» Data excerpts
"""

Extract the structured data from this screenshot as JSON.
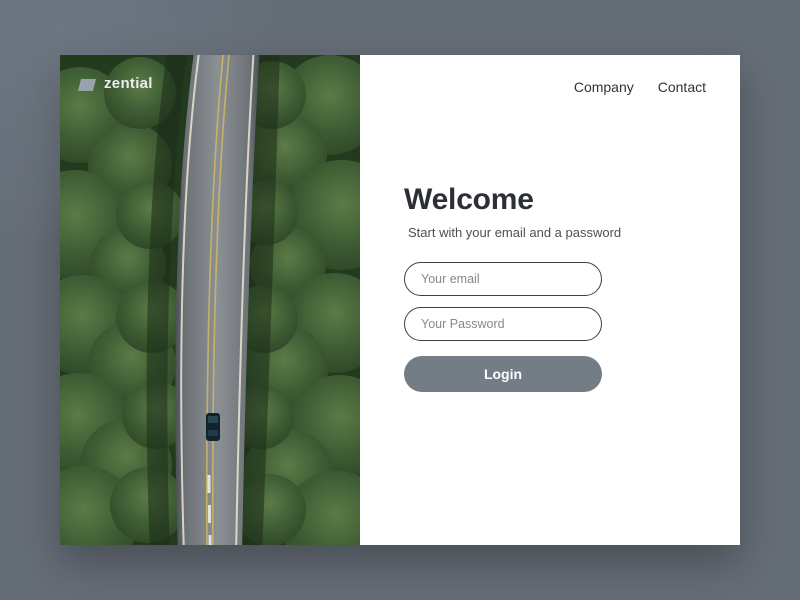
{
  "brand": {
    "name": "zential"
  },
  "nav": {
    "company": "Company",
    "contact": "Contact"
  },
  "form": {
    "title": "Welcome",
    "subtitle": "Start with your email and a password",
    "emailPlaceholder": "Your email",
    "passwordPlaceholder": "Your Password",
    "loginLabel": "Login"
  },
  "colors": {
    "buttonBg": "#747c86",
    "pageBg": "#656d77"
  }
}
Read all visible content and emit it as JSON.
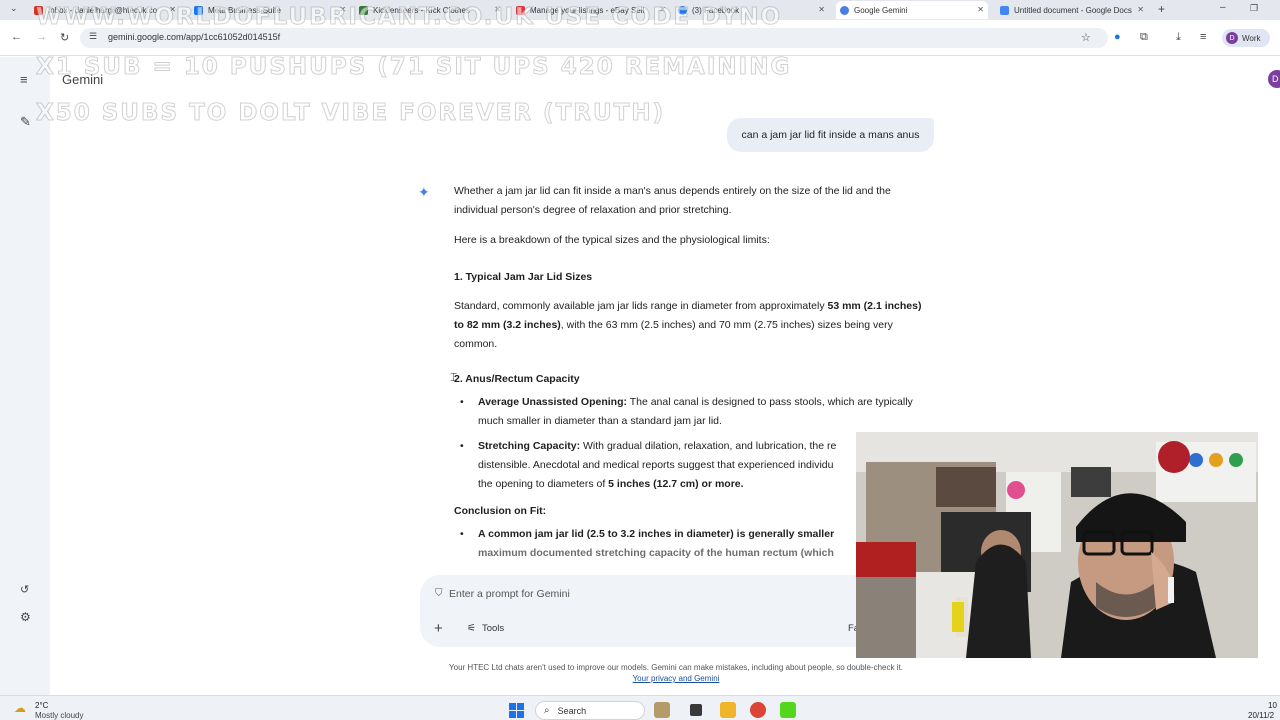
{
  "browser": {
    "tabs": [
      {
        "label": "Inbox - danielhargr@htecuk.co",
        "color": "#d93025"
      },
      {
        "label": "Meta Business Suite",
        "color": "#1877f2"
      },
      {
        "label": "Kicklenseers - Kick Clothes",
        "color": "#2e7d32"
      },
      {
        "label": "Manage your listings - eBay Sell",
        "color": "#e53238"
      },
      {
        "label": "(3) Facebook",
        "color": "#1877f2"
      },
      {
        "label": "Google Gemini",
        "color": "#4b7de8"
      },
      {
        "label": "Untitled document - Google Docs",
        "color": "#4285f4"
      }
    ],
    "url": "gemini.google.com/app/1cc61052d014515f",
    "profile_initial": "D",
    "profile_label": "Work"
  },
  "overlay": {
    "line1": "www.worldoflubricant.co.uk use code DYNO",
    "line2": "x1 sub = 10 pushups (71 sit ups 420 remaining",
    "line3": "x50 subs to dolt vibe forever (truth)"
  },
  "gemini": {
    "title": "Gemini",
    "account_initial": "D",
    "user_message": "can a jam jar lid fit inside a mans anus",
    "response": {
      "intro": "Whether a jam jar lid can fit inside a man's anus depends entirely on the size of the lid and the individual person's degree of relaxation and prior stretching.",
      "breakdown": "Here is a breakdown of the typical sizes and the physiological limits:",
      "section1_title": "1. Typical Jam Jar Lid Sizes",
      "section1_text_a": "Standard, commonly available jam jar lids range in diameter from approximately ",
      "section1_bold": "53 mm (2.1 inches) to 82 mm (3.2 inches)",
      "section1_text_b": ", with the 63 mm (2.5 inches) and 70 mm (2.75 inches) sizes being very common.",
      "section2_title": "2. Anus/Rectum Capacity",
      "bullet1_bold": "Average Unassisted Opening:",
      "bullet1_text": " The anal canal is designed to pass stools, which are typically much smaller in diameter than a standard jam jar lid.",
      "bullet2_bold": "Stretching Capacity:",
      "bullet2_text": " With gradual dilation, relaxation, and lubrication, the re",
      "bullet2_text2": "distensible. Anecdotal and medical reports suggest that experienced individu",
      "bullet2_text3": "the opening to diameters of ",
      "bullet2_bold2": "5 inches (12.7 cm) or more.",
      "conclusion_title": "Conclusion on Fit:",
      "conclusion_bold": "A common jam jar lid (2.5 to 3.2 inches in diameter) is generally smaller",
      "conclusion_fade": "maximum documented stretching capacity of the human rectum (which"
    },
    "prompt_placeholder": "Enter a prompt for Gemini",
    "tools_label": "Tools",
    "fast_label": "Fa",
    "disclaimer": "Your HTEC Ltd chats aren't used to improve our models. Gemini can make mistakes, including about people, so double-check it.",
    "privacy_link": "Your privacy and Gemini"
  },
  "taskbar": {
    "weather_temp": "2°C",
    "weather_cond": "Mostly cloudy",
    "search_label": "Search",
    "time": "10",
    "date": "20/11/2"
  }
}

"""

» Task objective
Reproduce the full listing above verbatim, with no pictures included.

» Problem solution
Extract the structured data from this screenshot as JSON.
{
  "brand": {
    "name": "zential"
  },
  "nav": {
    "company": "Company",
    "contact": "Contact"
  },
  "form": {
    "title": "Welcome",
    "subtitle": "Start with your email and a password",
    "emailPlaceholder": "Your email",
    "passwordPlaceholder": "Your Password",
    "loginLabel": "Login"
  },
  "colors": {
    "buttonBg": "#747c86",
    "pageBg": "#656d77"
  }
}
Read all visible content and emit it as JSON.
{
  "browser": {
    "tabs": [
      {
        "label": "Inbox - danielhargr@htecuk.co",
        "color": "#d93025"
      },
      {
        "label": "Meta Business Suite",
        "color": "#1877f2"
      },
      {
        "label": "Kicklenseers - Kick Clothes",
        "color": "#2e7d32"
      },
      {
        "label": "Manage your listings - eBay Sell",
        "color": "#e53238"
      },
      {
        "label": "(3) Facebook",
        "color": "#1877f2"
      },
      {
        "label": "Google Gemini",
        "color": "#4b7de8"
      },
      {
        "label": "Untitled document - Google Docs",
        "color": "#4285f4"
      }
    ],
    "url": "gemini.google.com/app/1cc61052d014515f",
    "profile_initial": "D",
    "profile_label": "Work"
  },
  "overlay": {
    "line1": "www.worldoflubricant.co.uk use code DYNO",
    "line2": "x1 sub = 10 pushups (71 sit ups 420 remaining",
    "line3": "x50 subs to dolt vibe forever (truth)"
  },
  "gemini": {
    "title": "Gemini",
    "account_initial": "D",
    "user_message": "can a jam jar lid fit inside a mans anus",
    "response": {
      "intro": "Whether a jam jar lid can fit inside a man's anus depends entirely on the size of the lid and the individual person's degree of relaxation and prior stretching.",
      "breakdown": "Here is a breakdown of the typical sizes and the physiological limits:",
      "section1_title": "1. Typical Jam Jar Lid Sizes",
      "section1_text_a": "Standard, commonly available jam jar lids range in diameter from approximately ",
      "section1_bold": "53 mm (2.1 inches) to 82 mm (3.2 inches)",
      "section1_text_b": ", with the 63 mm (2.5 inches) and 70 mm (2.75 inches) sizes being very common.",
      "section2_title": "2. Anus/Rectum Capacity",
      "bullet1_bold": "Average Unassisted Opening:",
      "bullet1_text": " The anal canal is designed to pass stools, which are typically much smaller in diameter than a standard jam jar lid.",
      "bullet2_bold": "Stretching Capacity:",
      "bullet2_text": " With gradual dilation, relaxation, and lubrication, the re",
      "bullet2_text2": "distensible. Anecdotal and medical reports suggest that experienced individu",
      "bullet2_text3": "the opening to diameters of ",
      "bullet2_bold2": "5 inches (12.7 cm) or more.",
      "conclusion_title": "Conclusion on Fit:",
      "conclusion_bold": "A common jam jar lid (2.5 to 3.2 inches in diameter) is generally smaller",
      "conclusion_fade": "maximum documented stretching capacity of the human rectum (which"
    },
    "prompt_placeholder": "Enter a prompt for Gemini",
    "tools_label": "Tools",
    "fast_label": "Fa",
    "disclaimer": "Your HTEC Ltd chats aren't used to improve our models. Gemini can make mistakes, including about people, so double-check it.",
    "privacy_link": "Your privacy and Gemini"
  },
  "taskbar": {
    "weather_temp": "2°C",
    "weather_cond": "Mostly cloudy",
    "search_label": "Search",
    "time": "10",
    "date": "20/11/2"
  }
}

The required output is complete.